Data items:
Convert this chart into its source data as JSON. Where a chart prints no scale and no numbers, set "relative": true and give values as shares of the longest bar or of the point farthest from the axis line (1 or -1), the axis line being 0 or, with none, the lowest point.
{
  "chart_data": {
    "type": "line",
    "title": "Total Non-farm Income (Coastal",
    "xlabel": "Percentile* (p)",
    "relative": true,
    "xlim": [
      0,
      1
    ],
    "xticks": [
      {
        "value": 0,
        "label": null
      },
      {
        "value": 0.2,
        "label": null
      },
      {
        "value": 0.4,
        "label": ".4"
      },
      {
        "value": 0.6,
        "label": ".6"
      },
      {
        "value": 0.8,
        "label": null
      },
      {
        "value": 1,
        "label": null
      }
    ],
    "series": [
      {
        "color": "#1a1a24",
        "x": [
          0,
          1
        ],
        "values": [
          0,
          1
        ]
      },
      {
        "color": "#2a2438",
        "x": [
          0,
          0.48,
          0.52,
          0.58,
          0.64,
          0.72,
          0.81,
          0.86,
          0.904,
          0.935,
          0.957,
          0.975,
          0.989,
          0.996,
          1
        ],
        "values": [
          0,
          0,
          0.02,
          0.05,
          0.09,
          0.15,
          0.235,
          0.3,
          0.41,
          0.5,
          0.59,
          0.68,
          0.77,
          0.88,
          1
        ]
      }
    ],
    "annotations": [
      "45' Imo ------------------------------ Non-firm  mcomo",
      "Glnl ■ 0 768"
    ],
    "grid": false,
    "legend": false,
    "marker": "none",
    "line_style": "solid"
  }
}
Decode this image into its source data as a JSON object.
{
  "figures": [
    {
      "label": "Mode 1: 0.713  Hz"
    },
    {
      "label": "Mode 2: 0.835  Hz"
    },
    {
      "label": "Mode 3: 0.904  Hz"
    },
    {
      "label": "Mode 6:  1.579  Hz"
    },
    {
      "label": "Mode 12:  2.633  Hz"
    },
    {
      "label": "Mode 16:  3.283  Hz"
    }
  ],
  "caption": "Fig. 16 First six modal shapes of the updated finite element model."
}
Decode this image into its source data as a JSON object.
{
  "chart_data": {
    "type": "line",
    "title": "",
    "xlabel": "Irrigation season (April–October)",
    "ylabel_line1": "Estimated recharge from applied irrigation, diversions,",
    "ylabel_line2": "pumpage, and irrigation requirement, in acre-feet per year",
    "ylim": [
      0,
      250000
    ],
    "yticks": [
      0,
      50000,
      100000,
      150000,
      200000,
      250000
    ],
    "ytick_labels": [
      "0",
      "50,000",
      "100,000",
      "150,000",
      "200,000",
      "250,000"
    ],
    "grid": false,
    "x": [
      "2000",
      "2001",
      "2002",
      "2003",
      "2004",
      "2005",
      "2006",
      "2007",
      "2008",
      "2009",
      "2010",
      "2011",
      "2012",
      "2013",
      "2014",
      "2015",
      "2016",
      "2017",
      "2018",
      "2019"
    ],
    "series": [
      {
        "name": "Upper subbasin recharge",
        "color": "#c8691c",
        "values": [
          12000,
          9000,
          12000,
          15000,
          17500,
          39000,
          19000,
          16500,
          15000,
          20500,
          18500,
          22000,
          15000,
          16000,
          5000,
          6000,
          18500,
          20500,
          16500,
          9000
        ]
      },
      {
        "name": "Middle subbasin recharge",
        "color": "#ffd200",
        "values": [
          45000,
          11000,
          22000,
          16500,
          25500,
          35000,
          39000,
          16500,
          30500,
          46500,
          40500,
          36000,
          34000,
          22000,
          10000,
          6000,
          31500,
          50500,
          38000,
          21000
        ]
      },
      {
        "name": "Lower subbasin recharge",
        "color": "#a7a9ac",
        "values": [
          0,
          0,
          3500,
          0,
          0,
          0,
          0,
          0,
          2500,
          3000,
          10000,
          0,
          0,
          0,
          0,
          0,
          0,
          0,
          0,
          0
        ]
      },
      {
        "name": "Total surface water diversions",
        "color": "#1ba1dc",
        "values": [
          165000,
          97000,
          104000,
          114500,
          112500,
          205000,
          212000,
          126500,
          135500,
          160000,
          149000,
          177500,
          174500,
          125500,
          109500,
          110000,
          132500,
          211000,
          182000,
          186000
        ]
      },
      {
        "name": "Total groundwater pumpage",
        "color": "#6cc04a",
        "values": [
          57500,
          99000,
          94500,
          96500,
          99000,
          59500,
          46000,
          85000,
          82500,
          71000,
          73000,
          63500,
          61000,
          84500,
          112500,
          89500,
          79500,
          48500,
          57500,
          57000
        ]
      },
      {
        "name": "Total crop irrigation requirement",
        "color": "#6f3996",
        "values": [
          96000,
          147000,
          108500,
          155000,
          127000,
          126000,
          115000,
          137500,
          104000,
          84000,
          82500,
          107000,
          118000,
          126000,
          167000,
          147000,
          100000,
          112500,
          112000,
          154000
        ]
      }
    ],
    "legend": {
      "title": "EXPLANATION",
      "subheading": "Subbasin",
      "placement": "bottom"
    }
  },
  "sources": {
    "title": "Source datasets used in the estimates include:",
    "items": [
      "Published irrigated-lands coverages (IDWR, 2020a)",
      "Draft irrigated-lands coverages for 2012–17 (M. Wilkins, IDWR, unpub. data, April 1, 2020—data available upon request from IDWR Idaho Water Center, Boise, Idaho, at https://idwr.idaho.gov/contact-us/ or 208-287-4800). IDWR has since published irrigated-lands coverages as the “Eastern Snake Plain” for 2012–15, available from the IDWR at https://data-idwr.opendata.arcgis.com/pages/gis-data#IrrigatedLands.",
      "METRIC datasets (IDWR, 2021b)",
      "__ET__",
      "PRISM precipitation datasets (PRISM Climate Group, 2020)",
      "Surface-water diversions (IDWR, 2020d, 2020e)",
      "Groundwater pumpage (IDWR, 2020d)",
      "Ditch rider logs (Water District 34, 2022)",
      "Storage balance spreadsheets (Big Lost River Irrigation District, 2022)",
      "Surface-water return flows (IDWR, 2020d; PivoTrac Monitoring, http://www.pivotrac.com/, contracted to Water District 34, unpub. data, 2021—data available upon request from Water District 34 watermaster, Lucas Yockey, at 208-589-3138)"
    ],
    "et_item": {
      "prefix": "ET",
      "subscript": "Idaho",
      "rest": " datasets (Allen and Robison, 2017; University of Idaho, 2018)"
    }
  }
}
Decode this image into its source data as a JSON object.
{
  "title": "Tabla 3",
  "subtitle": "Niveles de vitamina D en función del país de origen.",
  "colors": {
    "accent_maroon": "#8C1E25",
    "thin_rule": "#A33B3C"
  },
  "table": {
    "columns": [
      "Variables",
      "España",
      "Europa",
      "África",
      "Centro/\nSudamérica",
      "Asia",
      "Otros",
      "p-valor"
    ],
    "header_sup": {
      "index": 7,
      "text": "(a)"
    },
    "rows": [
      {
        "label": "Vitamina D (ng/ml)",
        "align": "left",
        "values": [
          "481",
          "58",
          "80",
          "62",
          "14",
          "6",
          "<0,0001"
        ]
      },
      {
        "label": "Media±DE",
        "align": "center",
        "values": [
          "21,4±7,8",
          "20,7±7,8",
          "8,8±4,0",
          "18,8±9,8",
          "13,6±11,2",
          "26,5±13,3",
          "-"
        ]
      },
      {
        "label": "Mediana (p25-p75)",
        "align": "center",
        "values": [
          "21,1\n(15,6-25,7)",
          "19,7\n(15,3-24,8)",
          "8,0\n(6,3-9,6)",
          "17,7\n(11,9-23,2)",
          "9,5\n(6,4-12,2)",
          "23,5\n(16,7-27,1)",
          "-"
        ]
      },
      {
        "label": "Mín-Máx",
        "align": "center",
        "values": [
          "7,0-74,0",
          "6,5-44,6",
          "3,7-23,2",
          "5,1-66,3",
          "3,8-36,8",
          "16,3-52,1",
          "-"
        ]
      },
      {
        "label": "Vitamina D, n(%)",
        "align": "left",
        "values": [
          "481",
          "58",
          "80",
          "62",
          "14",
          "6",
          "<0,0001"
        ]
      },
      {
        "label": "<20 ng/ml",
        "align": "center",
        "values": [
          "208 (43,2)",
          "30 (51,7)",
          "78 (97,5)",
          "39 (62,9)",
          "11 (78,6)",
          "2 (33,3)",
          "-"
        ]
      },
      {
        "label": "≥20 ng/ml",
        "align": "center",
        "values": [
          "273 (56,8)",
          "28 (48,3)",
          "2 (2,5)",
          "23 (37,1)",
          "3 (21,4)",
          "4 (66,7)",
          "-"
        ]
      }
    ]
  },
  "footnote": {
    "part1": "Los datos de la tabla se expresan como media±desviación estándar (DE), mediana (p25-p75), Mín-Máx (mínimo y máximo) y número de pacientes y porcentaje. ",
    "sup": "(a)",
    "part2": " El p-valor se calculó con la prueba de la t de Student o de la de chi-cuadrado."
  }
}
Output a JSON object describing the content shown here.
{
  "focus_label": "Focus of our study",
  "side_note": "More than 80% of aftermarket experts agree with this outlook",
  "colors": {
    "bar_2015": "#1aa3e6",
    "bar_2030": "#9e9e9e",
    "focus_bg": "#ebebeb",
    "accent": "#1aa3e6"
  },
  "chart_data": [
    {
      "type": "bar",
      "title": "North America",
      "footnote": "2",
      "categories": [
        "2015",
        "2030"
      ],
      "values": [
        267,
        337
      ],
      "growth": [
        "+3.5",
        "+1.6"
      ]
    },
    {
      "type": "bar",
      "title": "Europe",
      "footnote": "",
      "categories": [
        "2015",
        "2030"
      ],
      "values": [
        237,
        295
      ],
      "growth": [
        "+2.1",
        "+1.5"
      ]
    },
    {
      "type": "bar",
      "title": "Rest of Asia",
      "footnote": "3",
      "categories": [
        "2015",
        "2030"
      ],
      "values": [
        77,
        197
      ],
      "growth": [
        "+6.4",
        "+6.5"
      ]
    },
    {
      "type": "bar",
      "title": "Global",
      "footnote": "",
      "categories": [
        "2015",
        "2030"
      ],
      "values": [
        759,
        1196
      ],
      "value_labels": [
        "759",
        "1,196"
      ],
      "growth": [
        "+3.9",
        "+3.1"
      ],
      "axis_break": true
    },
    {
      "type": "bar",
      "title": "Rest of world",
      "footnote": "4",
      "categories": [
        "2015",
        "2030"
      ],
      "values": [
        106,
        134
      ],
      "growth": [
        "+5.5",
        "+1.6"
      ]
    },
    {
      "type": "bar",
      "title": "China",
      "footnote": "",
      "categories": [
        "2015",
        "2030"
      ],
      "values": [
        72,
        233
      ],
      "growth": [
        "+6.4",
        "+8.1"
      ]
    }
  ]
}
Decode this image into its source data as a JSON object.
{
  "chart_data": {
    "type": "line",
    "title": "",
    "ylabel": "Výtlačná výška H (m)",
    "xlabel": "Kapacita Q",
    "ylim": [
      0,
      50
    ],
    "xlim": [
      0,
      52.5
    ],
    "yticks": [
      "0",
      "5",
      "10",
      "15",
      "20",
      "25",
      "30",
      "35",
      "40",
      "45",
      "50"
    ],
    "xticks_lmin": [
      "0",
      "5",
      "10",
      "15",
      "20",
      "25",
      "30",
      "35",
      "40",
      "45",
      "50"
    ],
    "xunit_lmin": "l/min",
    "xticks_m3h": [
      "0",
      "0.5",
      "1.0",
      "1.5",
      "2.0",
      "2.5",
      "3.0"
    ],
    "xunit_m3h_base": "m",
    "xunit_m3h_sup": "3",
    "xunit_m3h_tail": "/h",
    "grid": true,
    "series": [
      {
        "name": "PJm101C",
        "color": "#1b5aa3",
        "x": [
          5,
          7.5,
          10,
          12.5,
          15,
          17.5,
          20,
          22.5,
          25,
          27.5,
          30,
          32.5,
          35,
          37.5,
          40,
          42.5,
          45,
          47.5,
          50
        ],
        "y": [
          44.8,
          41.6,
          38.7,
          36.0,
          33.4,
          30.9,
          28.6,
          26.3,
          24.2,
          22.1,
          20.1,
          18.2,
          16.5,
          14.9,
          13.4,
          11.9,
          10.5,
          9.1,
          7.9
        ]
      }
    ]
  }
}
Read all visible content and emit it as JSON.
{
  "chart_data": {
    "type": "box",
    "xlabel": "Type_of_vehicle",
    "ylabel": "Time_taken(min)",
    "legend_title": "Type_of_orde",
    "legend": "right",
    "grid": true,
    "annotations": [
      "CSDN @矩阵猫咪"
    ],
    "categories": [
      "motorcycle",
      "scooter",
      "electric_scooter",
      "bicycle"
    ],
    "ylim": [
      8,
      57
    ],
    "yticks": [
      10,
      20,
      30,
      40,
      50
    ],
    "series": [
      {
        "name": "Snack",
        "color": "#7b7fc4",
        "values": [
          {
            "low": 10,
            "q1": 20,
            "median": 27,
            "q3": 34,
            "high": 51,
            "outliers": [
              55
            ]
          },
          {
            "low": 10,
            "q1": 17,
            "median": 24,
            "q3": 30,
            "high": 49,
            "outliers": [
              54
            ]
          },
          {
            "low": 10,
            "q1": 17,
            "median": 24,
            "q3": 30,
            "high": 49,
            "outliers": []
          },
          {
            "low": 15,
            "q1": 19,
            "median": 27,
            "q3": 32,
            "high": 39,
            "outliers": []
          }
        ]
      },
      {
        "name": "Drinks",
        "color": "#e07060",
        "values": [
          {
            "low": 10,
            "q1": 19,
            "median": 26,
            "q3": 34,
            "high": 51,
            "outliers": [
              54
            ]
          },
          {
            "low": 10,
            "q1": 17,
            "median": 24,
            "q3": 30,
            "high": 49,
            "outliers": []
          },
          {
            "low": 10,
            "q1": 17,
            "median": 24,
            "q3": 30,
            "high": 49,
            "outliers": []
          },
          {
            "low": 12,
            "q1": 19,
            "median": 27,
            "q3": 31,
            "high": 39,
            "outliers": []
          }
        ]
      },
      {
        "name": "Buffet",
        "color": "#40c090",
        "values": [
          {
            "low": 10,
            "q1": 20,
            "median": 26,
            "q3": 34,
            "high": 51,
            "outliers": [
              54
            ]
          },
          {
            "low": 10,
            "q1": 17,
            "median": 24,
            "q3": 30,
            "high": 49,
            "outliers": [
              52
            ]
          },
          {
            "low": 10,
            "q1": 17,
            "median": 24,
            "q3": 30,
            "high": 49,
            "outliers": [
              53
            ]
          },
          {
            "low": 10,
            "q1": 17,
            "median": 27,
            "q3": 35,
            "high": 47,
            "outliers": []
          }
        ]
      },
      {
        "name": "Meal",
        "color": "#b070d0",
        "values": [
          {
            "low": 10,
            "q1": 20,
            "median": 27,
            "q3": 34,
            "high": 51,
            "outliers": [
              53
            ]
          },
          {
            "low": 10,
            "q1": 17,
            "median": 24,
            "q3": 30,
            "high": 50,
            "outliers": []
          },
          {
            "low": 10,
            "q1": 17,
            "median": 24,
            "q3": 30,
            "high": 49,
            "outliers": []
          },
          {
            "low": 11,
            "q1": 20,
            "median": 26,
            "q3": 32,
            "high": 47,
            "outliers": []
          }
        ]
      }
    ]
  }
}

# Do this:
Find every line that has "relative" in it, then return those lines.

# Task solution:
Convert this chart into its source data as JSON. Where a chart prints no scale and no numbers, set "relative": true and give values as shares of the longest bar or of the point farthest from the axis line (1 or -1), the axis line being 0 or, with none, the lowest point.
    "relative": true,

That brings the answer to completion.